[Figure data in JSON]
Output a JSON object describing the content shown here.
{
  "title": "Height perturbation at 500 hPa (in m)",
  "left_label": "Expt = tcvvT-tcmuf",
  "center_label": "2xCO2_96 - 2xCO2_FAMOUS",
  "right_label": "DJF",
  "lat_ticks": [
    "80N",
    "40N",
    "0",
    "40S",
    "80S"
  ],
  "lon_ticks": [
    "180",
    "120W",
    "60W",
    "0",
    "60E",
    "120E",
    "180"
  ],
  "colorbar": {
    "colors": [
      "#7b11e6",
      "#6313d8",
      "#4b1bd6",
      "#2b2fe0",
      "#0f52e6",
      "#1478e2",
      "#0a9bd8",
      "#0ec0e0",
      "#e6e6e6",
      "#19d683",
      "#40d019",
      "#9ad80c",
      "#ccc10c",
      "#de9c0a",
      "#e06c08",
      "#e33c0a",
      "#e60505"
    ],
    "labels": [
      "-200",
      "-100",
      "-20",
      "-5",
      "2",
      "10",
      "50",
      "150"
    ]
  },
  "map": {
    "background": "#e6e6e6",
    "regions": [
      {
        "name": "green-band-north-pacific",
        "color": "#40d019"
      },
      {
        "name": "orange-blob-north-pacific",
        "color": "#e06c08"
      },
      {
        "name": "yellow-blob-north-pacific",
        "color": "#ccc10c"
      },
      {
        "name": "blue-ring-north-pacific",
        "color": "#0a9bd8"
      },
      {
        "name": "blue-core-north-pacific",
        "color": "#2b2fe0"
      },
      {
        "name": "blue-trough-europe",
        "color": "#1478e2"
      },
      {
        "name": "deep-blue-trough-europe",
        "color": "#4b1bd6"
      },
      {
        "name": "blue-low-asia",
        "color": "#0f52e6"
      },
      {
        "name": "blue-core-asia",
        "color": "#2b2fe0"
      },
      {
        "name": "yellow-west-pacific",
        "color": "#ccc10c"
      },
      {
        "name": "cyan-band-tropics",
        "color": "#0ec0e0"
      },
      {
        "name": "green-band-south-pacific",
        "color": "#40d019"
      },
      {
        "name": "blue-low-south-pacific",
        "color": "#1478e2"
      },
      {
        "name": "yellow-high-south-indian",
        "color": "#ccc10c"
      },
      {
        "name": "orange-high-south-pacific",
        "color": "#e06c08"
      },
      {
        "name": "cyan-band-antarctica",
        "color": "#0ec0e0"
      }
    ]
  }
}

▸ **Given task**
In the records above, find each line holding "green" and copy it.

▸ **Written solution**
        "name": "green-band-north-pacific",
        "name": "green-band-south-pacific",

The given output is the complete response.